# EXTRACTO DE DATOS
====================

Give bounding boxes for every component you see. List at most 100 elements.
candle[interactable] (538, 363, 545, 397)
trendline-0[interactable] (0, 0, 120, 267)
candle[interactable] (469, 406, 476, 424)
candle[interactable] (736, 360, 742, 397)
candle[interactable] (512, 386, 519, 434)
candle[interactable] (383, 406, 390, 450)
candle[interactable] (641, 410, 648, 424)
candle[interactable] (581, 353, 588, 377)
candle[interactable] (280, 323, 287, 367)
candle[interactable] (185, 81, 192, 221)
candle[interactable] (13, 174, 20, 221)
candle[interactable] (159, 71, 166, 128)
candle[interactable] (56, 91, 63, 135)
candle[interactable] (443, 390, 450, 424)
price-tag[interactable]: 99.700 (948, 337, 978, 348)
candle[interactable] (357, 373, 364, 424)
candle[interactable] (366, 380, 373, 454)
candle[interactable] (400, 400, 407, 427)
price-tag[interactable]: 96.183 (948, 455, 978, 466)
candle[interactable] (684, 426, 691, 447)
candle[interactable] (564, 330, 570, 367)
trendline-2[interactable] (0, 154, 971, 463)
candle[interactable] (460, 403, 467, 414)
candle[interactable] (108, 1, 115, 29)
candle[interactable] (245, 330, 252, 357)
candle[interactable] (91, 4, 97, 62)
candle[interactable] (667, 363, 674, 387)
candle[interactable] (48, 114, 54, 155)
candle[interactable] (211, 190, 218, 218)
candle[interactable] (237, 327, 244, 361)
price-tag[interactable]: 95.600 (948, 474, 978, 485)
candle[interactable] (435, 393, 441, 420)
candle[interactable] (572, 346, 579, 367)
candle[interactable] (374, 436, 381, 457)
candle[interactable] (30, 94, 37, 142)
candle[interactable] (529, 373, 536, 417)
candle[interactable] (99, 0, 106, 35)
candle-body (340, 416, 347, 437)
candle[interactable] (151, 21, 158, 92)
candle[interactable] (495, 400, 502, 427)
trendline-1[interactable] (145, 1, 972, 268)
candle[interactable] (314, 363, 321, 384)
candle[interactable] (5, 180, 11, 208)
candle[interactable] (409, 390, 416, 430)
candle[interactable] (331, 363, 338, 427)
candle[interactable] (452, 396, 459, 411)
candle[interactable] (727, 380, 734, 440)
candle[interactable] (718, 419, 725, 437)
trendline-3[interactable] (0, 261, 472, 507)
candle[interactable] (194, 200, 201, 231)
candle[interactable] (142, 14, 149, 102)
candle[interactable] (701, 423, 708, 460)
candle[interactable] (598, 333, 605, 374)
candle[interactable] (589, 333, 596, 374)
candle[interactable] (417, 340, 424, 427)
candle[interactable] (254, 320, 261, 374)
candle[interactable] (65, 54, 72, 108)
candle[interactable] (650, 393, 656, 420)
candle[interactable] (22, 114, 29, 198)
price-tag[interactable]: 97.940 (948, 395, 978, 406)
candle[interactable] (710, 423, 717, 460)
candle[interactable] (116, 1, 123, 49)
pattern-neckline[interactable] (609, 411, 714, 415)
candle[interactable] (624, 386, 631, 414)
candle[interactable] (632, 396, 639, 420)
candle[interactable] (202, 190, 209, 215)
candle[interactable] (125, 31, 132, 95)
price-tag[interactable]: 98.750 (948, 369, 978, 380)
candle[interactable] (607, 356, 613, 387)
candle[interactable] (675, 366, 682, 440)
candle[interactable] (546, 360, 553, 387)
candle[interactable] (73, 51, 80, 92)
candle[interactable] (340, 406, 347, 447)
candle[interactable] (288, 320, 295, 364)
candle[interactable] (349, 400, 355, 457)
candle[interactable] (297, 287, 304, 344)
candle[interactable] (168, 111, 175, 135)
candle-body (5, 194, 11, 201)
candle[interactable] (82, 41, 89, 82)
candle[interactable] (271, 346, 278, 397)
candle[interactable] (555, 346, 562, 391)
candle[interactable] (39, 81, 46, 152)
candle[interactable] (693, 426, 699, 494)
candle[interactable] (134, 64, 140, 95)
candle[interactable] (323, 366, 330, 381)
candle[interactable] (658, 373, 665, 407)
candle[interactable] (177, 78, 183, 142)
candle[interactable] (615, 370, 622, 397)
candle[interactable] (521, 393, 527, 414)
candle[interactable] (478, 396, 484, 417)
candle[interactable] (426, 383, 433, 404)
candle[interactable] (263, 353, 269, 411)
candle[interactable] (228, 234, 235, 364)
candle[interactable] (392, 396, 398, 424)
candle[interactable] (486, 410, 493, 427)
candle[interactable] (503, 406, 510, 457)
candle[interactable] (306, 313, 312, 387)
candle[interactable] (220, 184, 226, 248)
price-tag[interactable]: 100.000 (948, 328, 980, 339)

====================

# QUÉ HACER
Extrae de los ítems anteriores cada línea que contenga la cadena "trendline", distinguiendo entre mayúsculas y minúsculas.

# RESPUESTA
trendline-0[interactable] (0, 0, 120, 267)
trendline-2[interactable] (0, 154, 971, 463)
trendline-1[interactable] (145, 1, 972, 268)
trendline-3[interactable] (0, 261, 472, 507)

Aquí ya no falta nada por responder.